++++ DATA PROVIDED

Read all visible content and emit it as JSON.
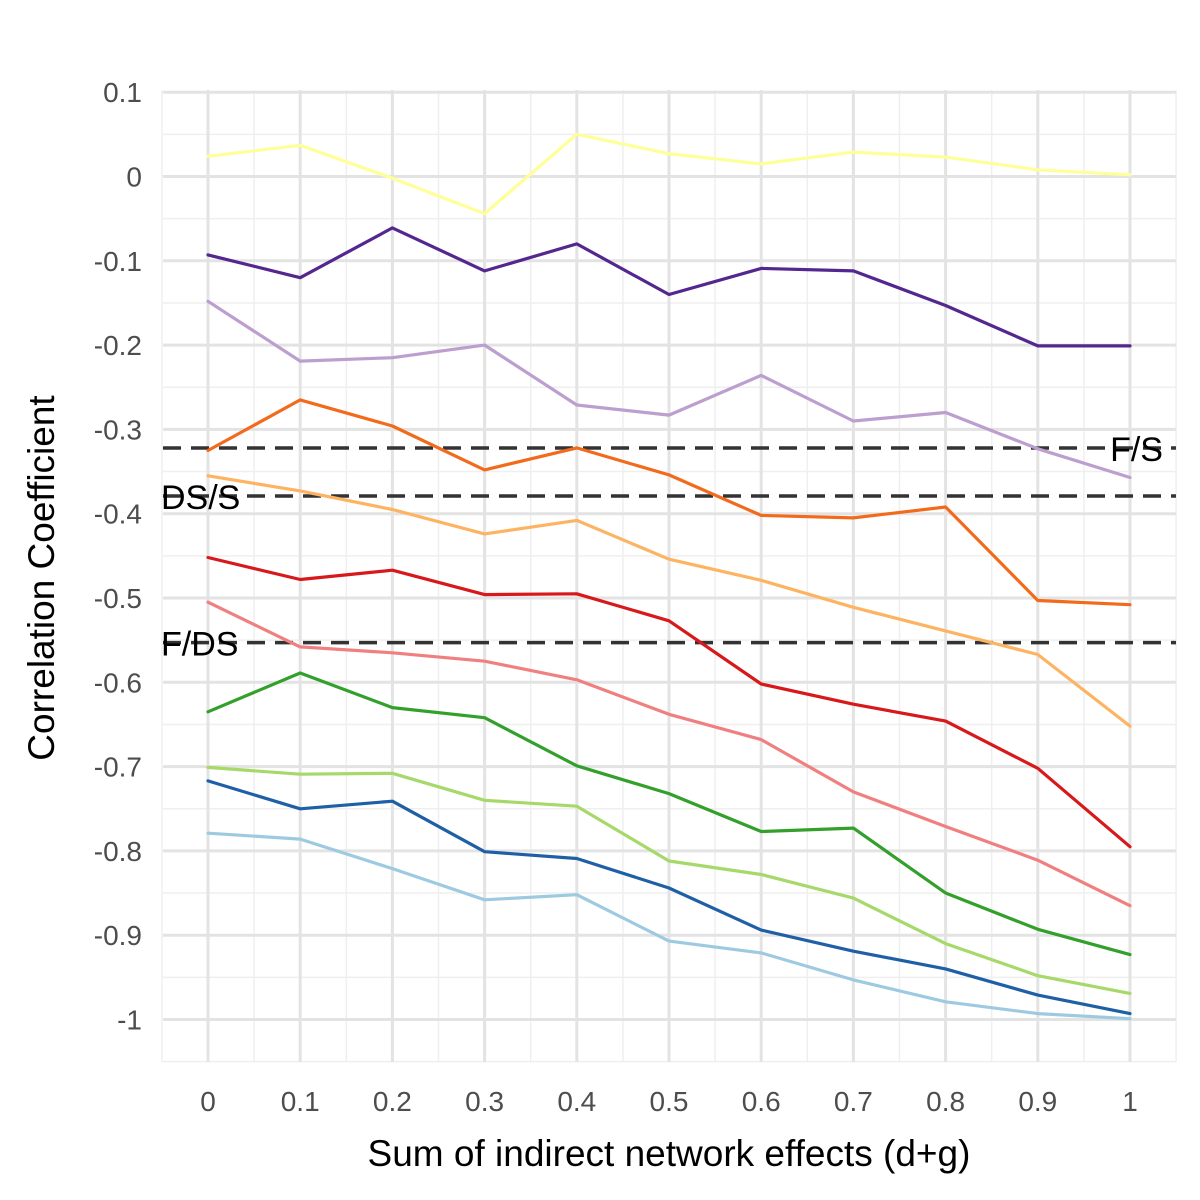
{
  "chart_data": {
    "type": "line",
    "xlabel": "Sum of indirect network effects (d+g)",
    "ylabel": "Correlation Coefficient",
    "xlim": [
      -0.05,
      1.05
    ],
    "ylim": [
      -1.05,
      0.1
    ],
    "x_ticks": [
      "0",
      "0.1",
      "0.2",
      "0.3",
      "0.4",
      "0.5",
      "0.6",
      "0.7",
      "0.8",
      "0.9",
      "1"
    ],
    "y_ticks": [
      "0.1",
      "0",
      "-0.1",
      "-0.2",
      "-0.3",
      "-0.4",
      "-0.5",
      "-0.6",
      "-0.7",
      "-0.8",
      "-0.9",
      "-1"
    ],
    "grid": true,
    "legend": "none",
    "x": [
      0,
      0.1,
      0.2,
      0.3,
      0.4,
      0.5,
      0.6,
      0.7,
      0.8,
      0.9,
      1.0
    ],
    "series": [
      {
        "color": "#ffff99",
        "values": [
          0.024,
          0.037,
          -0.002,
          -0.044,
          0.05,
          0.027,
          0.015,
          0.029,
          0.023,
          0.008,
          0.002
        ]
      },
      {
        "color": "#54278f",
        "values": [
          -0.093,
          -0.12,
          -0.061,
          -0.112,
          -0.08,
          -0.14,
          -0.109,
          -0.112,
          -0.153,
          -0.201,
          -0.201
        ]
      },
      {
        "color": "#bc9ecf",
        "values": [
          -0.148,
          -0.219,
          -0.215,
          -0.2,
          -0.271,
          -0.283,
          -0.236,
          -0.29,
          -0.28,
          -0.323,
          -0.357
        ]
      },
      {
        "color": "#f26b1d",
        "values": [
          -0.325,
          -0.265,
          -0.296,
          -0.348,
          -0.322,
          -0.354,
          -0.402,
          -0.405,
          -0.392,
          -0.503,
          -0.508
        ]
      },
      {
        "color": "#fdb462",
        "values": [
          -0.355,
          -0.373,
          -0.395,
          -0.424,
          -0.408,
          -0.454,
          -0.479,
          -0.511,
          -0.539,
          -0.567,
          -0.652
        ]
      },
      {
        "color": "#d7191c",
        "values": [
          -0.452,
          -0.478,
          -0.467,
          -0.496,
          -0.495,
          -0.527,
          -0.602,
          -0.626,
          -0.646,
          -0.702,
          -0.795
        ]
      },
      {
        "color": "#f08080",
        "values": [
          -0.505,
          -0.558,
          -0.565,
          -0.575,
          -0.597,
          -0.638,
          -0.668,
          -0.73,
          -0.771,
          -0.811,
          -0.865
        ]
      },
      {
        "color": "#33a02c",
        "values": [
          -0.635,
          -0.589,
          -0.63,
          -0.642,
          -0.699,
          -0.732,
          -0.777,
          -0.773,
          -0.85,
          -0.893,
          -0.923
        ]
      },
      {
        "color": "#a6d96a",
        "values": [
          -0.701,
          -0.709,
          -0.708,
          -0.74,
          -0.747,
          -0.812,
          -0.828,
          -0.856,
          -0.91,
          -0.948,
          -0.969
        ]
      },
      {
        "color": "#1f5fa6",
        "values": [
          -0.717,
          -0.75,
          -0.741,
          -0.801,
          -0.809,
          -0.844,
          -0.894,
          -0.919,
          -0.94,
          -0.971,
          -0.993
        ]
      },
      {
        "color": "#9ecae1",
        "values": [
          -0.779,
          -0.786,
          -0.821,
          -0.858,
          -0.852,
          -0.907,
          -0.921,
          -0.953,
          -0.979,
          -0.993,
          -0.999
        ]
      }
    ],
    "reference_lines": [
      {
        "label": "F/S",
        "y": -0.322,
        "label_anchor": "end"
      },
      {
        "label": "DS/S",
        "y": -0.379,
        "label_anchor": "start"
      },
      {
        "label": "F/DS",
        "y": -0.553,
        "label_anchor": "start"
      }
    ]
  }
}
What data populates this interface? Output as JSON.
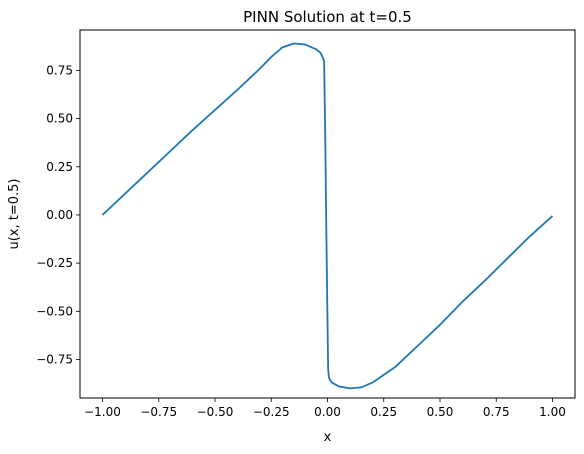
{
  "chart_data": {
    "type": "line",
    "title": "PINN Solution at t=0.5",
    "xlabel": "x",
    "ylabel": "u(x, t=0.5)",
    "xlim": [
      -1.1,
      1.1
    ],
    "ylim": [
      -0.95,
      0.96
    ],
    "grid": false,
    "xticks": [
      -1.0,
      -0.75,
      -0.5,
      -0.25,
      0.0,
      0.25,
      0.5,
      0.75,
      1.0
    ],
    "xtick_labels": [
      "−1.00",
      "−0.75",
      "−0.50",
      "−0.25",
      "0.00",
      "0.25",
      "0.50",
      "0.75",
      "1.00"
    ],
    "yticks": [
      -0.75,
      -0.5,
      -0.25,
      0.0,
      0.25,
      0.5,
      0.75
    ],
    "ytick_labels": [
      "−0.75",
      "−0.50",
      "−0.25",
      "0.00",
      "0.25",
      "0.50",
      "0.75"
    ],
    "series": [
      {
        "color": "#1f77b4",
        "x": [
          -1.0,
          -0.9,
          -0.8,
          -0.7,
          -0.6,
          -0.5,
          -0.4,
          -0.3,
          -0.25,
          -0.2,
          -0.15,
          -0.1,
          -0.05,
          -0.03,
          -0.015,
          -0.01,
          -0.005,
          0.0,
          0.003,
          0.006,
          0.01,
          0.02,
          0.05,
          0.1,
          0.15,
          0.2,
          0.3,
          0.4,
          0.5,
          0.6,
          0.7,
          0.8,
          0.9,
          1.0
        ],
        "y": [
          0.0,
          0.11,
          0.22,
          0.33,
          0.44,
          0.545,
          0.65,
          0.76,
          0.82,
          0.87,
          0.89,
          0.885,
          0.86,
          0.84,
          0.8,
          0.4,
          -0.1,
          -0.55,
          -0.8,
          -0.84,
          -0.855,
          -0.87,
          -0.89,
          -0.9,
          -0.895,
          -0.87,
          -0.79,
          -0.68,
          -0.57,
          -0.45,
          -0.34,
          -0.225,
          -0.11,
          -0.005
        ]
      }
    ]
  }
}
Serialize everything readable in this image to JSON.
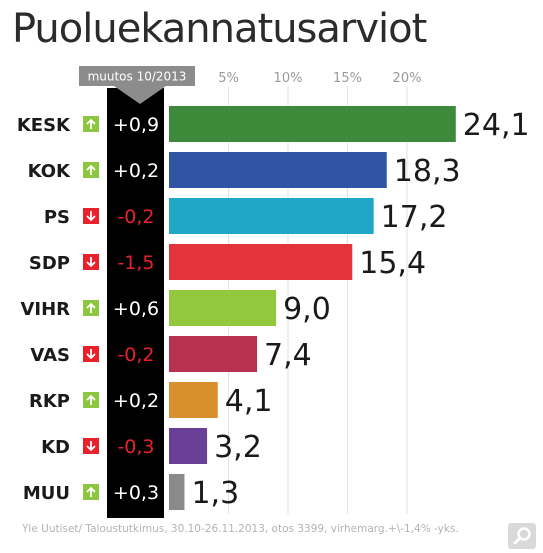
{
  "title": "Puoluekannatusarviot",
  "footer": "Yle Uutiset/ Taloustutkimus, 30.10-26.11.2013, otos 3399, virhemarg.+\\-1,4% -yks.",
  "change_header": "muutos 10/2013",
  "colors": {
    "up": "#8dc63f",
    "down": "#e8212b",
    "change_positive_text": "#ffffff",
    "change_negative_text": "#e8212b",
    "change_column": "#000000"
  },
  "icons": {
    "up": "arrow-up-icon",
    "down": "arrow-down-icon",
    "zoom": "magnifier-icon"
  },
  "chart_data": {
    "type": "bar",
    "orientation": "horizontal",
    "title": "Puoluekannatusarviot",
    "categories": [
      "KESK",
      "KOK",
      "PS",
      "SDP",
      "VIHR",
      "VAS",
      "RKP",
      "KD",
      "MUU"
    ],
    "values": [
      24.1,
      18.3,
      17.2,
      15.4,
      9.0,
      7.4,
      4.1,
      3.2,
      1.3
    ],
    "value_labels": [
      "24,1",
      "18,3",
      "17,2",
      "15,4",
      "9,0",
      "7,4",
      "4,1",
      "3,2",
      "1,3"
    ],
    "change_labels": [
      "+0,9",
      "+0,2",
      "-0,2",
      "-1,5",
      "+0,6",
      "-0,2",
      "+0,2",
      "-0,3",
      "+0,3"
    ],
    "change_direction": [
      "up",
      "up",
      "down",
      "down",
      "up",
      "down",
      "up",
      "down",
      "up"
    ],
    "bar_colors": [
      "#3d8a3a",
      "#2f55a4",
      "#20a7c7",
      "#e3333b",
      "#91c83d",
      "#b8314e",
      "#d88f2e",
      "#6a3f98",
      "#8a8a8a"
    ],
    "x_ticks": [
      5,
      10,
      15,
      20
    ],
    "x_tick_labels": [
      "5%",
      "10%",
      "15%",
      "20%"
    ],
    "xlim": [
      0,
      25
    ],
    "grid": true
  }
}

++++++++

TASK
Pictures are not part of the copy; output everything else in the records exactly.

TASK RESULT
Read all visible content and emit it as JSON.
{
  "chart_data": {
    "type": "line",
    "xlabel": "Sum of indirect network effects (d+g)",
    "ylabel": "Correlation Coefficient",
    "xlim": [
      -0.05,
      1.05
    ],
    "ylim": [
      -1.05,
      0.1
    ],
    "x_ticks": [
      "0",
      "0.1",
      "0.2",
      "0.3",
      "0.4",
      "0.5",
      "0.6",
      "0.7",
      "0.8",
      "0.9",
      "1"
    ],
    "y_ticks": [
      "0.1",
      "0",
      "-0.1",
      "-0.2",
      "-0.3",
      "-0.4",
      "-0.5",
      "-0.6",
      "-0.7",
      "-0.8",
      "-0.9",
      "-1"
    ],
    "grid": true,
    "legend": "none",
    "x": [
      0,
      0.1,
      0.2,
      0.3,
      0.4,
      0.5,
      0.6,
      0.7,
      0.8,
      0.9,
      1.0
    ],
    "series": [
      {
        "color": "#ffff99",
        "values": [
          0.024,
          0.037,
          -0.002,
          -0.044,
          0.05,
          0.027,
          0.015,
          0.029,
          0.023,
          0.008,
          0.002
        ]
      },
      {
        "color": "#54278f",
        "values": [
          -0.093,
          -0.12,
          -0.061,
          -0.112,
          -0.08,
          -0.14,
          -0.109,
          -0.112,
          -0.153,
          -0.201,
          -0.201
        ]
      },
      {
        "color": "#bc9ecf",
        "values": [
          -0.148,
          -0.219,
          -0.215,
          -0.2,
          -0.271,
          -0.283,
          -0.236,
          -0.29,
          -0.28,
          -0.323,
          -0.357
        ]
      },
      {
        "color": "#f26b1d",
        "values": [
          -0.325,
          -0.265,
          -0.296,
          -0.348,
          -0.322,
          -0.354,
          -0.402,
          -0.405,
          -0.392,
          -0.503,
          -0.508
        ]
      },
      {
        "color": "#fdb462",
        "values": [
          -0.355,
          -0.373,
          -0.395,
          -0.424,
          -0.408,
          -0.454,
          -0.479,
          -0.511,
          -0.539,
          -0.567,
          -0.652
        ]
      },
      {
        "color": "#d7191c",
        "values": [
          -0.452,
          -0.478,
          -0.467,
          -0.496,
          -0.495,
          -0.527,
          -0.602,
          -0.626,
          -0.646,
          -0.702,
          -0.795
        ]
      },
      {
        "color": "#f08080",
        "values": [
          -0.505,
          -0.558,
          -0.565,
          -0.575,
          -0.597,
          -0.638,
          -0.668,
          -0.73,
          -0.771,
          -0.811,
          -0.865
        ]
      },
      {
        "color": "#33a02c",
        "values": [
          -0.635,
          -0.589,
          -0.63,
          -0.642,
          -0.699,
          -0.732,
          -0.777,
          -0.773,
          -0.85,
          -0.893,
          -0.923
        ]
      },
      {
        "color": "#a6d96a",
        "values": [
          -0.701,
          -0.709,
          -0.708,
          -0.74,
          -0.747,
          -0.812,
          -0.828,
          -0.856,
          -0.91,
          -0.948,
          -0.969
        ]
      },
      {
        "color": "#1f5fa6",
        "values": [
          -0.717,
          -0.75,
          -0.741,
          -0.801,
          -0.809,
          -0.844,
          -0.894,
          -0.919,
          -0.94,
          -0.971,
          -0.993
        ]
      },
      {
        "color": "#9ecae1",
        "values": [
          -0.779,
          -0.786,
          -0.821,
          -0.858,
          -0.852,
          -0.907,
          -0.921,
          -0.953,
          -0.979,
          -0.993,
          -0.999
        ]
      }
    ],
    "reference_lines": [
      {
        "label": "F/S",
        "y": -0.322,
        "label_anchor": "end"
      },
      {
        "label": "DS/S",
        "y": -0.379,
        "label_anchor": "start"
      },
      {
        "label": "F/DS",
        "y": -0.553,
        "label_anchor": "start"
      }
    ]
  }
}
What data populates this interface? Output as JSON.
{
  "chart_data": {
    "type": "line",
    "title": "PINN Solution at t=0.5",
    "xlabel": "x",
    "ylabel": "u(x, t=0.5)",
    "xlim": [
      -1.1,
      1.1
    ],
    "ylim": [
      -0.95,
      0.96
    ],
    "grid": false,
    "xticks": [
      -1.0,
      -0.75,
      -0.5,
      -0.25,
      0.0,
      0.25,
      0.5,
      0.75,
      1.0
    ],
    "xtick_labels": [
      "−1.00",
      "−0.75",
      "−0.50",
      "−0.25",
      "0.00",
      "0.25",
      "0.50",
      "0.75",
      "1.00"
    ],
    "yticks": [
      -0.75,
      -0.5,
      -0.25,
      0.0,
      0.25,
      0.5,
      0.75
    ],
    "ytick_labels": [
      "−0.75",
      "−0.50",
      "−0.25",
      "0.00",
      "0.25",
      "0.50",
      "0.75"
    ],
    "series": [
      {
        "color": "#1f77b4",
        "x": [
          -1.0,
          -0.9,
          -0.8,
          -0.7,
          -0.6,
          -0.5,
          -0.4,
          -0.3,
          -0.25,
          -0.2,
          -0.15,
          -0.1,
          -0.05,
          -0.03,
          -0.015,
          -0.01,
          -0.005,
          0.0,
          0.003,
          0.006,
          0.01,
          0.02,
          0.05,
          0.1,
          0.15,
          0.2,
          0.3,
          0.4,
          0.5,
          0.6,
          0.7,
          0.8,
          0.9,
          1.0
        ],
        "y": [
          0.0,
          0.11,
          0.22,
          0.33,
          0.44,
          0.545,
          0.65,
          0.76,
          0.82,
          0.87,
          0.89,
          0.885,
          0.86,
          0.84,
          0.8,
          0.4,
          -0.1,
          -0.55,
          -0.8,
          -0.84,
          -0.855,
          -0.87,
          -0.89,
          -0.9,
          -0.895,
          -0.87,
          -0.79,
          -0.68,
          -0.57,
          -0.45,
          -0.34,
          -0.225,
          -0.11,
          -0.005
        ]
      }
    ]
  }
}
Serialize everything readable in this image to JSON.
{
  "title": "Puoluekannatusarviot",
  "footer": "Yle Uutiset/ Taloustutkimus, 30.10-26.11.2013, otos 3399, virhemarg.+\\-1,4% -yks.",
  "change_header": "muutos 10/2013",
  "colors": {
    "up": "#8dc63f",
    "down": "#e8212b",
    "change_positive_text": "#ffffff",
    "change_negative_text": "#e8212b",
    "change_column": "#000000"
  },
  "icons": {
    "up": "arrow-up-icon",
    "down": "arrow-down-icon",
    "zoom": "magnifier-icon"
  },
  "chart_data": {
    "type": "bar",
    "orientation": "horizontal",
    "title": "Puoluekannatusarviot",
    "categories": [
      "KESK",
      "KOK",
      "PS",
      "SDP",
      "VIHR",
      "VAS",
      "RKP",
      "KD",
      "MUU"
    ],
    "values": [
      24.1,
      18.3,
      17.2,
      15.4,
      9.0,
      7.4,
      4.1,
      3.2,
      1.3
    ],
    "value_labels": [
      "24,1",
      "18,3",
      "17,2",
      "15,4",
      "9,0",
      "7,4",
      "4,1",
      "3,2",
      "1,3"
    ],
    "change_labels": [
      "+0,9",
      "+0,2",
      "-0,2",
      "-1,5",
      "+0,6",
      "-0,2",
      "+0,2",
      "-0,3",
      "+0,3"
    ],
    "change_direction": [
      "up",
      "up",
      "down",
      "down",
      "up",
      "down",
      "up",
      "down",
      "up"
    ],
    "bar_colors": [
      "#3d8a3a",
      "#2f55a4",
      "#20a7c7",
      "#e3333b",
      "#91c83d",
      "#b8314e",
      "#d88f2e",
      "#6a3f98",
      "#8a8a8a"
    ],
    "x_ticks": [
      5,
      10,
      15,
      20
    ],
    "x_tick_labels": [
      "5%",
      "10%",
      "15%",
      "20%"
    ],
    "xlim": [
      0,
      25
    ],
    "grid": true
  }
}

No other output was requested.